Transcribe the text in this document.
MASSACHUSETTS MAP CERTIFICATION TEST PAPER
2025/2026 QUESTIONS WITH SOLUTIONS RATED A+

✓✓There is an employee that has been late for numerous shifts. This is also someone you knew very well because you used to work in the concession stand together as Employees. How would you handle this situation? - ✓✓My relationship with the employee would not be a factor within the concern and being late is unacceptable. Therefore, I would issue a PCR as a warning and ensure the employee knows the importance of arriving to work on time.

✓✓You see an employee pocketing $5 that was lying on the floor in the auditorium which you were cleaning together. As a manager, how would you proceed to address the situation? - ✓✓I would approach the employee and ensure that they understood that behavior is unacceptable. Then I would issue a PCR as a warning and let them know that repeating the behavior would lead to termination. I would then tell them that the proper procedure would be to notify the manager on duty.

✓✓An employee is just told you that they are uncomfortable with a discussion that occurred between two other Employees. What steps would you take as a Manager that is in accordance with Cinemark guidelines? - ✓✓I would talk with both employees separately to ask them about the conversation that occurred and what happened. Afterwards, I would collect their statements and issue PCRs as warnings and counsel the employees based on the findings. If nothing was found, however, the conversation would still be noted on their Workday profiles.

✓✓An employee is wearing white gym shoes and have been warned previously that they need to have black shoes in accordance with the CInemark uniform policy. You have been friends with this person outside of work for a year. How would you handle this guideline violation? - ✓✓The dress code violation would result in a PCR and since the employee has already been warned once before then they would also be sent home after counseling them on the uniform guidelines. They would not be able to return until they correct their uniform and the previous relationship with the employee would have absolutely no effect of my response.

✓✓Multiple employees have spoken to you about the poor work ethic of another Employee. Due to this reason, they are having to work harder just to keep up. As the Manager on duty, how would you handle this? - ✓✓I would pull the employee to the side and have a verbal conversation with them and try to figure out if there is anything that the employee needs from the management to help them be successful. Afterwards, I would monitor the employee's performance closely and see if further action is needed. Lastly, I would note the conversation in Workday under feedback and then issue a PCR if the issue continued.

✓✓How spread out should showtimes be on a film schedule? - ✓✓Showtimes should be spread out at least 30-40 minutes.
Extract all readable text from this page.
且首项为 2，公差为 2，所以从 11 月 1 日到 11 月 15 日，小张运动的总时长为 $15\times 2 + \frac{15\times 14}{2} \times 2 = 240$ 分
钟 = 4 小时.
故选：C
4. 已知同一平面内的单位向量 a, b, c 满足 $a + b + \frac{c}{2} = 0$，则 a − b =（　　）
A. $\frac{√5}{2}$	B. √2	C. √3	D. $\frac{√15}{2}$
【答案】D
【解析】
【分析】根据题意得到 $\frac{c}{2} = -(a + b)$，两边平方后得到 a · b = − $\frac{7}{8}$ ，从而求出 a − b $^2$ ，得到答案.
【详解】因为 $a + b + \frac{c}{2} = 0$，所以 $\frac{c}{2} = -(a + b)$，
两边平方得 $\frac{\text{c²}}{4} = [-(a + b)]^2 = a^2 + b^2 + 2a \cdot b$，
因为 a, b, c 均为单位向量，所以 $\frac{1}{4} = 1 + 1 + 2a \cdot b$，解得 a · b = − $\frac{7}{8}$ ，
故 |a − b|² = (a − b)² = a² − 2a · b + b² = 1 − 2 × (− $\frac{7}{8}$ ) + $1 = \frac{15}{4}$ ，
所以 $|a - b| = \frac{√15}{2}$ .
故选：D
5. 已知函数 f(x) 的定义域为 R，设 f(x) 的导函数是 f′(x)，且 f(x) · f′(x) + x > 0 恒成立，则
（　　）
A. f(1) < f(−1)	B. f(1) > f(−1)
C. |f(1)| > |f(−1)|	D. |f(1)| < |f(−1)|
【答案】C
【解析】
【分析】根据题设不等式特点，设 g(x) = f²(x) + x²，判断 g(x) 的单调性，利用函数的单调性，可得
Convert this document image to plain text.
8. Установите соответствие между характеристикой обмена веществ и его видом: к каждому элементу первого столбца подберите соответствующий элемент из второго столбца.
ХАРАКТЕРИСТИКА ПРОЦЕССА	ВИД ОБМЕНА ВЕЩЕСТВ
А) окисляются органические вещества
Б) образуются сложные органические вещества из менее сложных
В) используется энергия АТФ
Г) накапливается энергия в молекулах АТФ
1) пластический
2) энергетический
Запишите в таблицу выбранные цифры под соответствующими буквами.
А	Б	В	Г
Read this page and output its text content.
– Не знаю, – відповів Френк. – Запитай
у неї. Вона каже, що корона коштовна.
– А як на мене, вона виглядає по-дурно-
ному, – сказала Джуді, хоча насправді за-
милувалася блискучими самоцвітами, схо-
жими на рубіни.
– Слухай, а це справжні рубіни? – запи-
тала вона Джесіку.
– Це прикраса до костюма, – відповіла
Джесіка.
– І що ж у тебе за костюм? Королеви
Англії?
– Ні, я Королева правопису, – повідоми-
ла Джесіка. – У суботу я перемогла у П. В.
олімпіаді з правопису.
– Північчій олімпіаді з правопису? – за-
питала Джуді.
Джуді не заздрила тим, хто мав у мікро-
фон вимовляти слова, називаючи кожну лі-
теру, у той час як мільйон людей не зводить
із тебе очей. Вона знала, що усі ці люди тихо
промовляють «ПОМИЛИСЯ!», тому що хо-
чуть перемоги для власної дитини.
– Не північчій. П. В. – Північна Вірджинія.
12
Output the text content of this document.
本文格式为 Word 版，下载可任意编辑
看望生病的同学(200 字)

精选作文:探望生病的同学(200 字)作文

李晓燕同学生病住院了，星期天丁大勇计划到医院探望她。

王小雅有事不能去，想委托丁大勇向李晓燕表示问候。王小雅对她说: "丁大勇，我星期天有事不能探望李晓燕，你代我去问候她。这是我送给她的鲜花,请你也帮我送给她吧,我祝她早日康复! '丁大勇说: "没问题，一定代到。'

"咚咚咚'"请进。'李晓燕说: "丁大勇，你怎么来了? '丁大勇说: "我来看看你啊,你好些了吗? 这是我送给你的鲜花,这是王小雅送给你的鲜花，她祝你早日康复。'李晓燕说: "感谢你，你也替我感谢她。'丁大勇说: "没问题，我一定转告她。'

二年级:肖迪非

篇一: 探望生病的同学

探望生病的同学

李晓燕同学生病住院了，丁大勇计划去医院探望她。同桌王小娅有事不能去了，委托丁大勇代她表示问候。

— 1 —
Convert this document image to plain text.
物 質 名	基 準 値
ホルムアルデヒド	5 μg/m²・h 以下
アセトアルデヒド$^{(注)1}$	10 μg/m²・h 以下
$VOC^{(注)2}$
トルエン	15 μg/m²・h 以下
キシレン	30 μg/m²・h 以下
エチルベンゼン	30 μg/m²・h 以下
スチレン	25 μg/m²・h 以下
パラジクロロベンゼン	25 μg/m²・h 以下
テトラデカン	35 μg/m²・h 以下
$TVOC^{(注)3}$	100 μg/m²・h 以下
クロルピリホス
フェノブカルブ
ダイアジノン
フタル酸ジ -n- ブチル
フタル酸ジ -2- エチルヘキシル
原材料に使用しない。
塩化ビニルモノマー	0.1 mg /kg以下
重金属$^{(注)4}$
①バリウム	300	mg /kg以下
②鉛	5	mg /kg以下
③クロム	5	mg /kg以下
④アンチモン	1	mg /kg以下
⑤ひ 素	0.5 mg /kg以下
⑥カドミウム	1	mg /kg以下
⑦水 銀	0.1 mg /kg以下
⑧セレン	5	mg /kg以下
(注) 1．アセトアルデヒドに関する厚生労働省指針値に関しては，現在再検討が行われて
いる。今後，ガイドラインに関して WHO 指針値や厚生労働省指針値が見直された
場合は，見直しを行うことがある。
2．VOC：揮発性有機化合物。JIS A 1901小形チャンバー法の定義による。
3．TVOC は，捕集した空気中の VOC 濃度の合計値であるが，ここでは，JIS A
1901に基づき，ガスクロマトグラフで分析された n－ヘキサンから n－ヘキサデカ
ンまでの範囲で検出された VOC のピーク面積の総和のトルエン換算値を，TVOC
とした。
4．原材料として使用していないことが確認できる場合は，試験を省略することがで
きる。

§ Brief
Show all lines from the data above in which the word "рубіни" appears.

§ Answer below
жими на рубіни.
– Слухай, а це справжні рубіни? – запи-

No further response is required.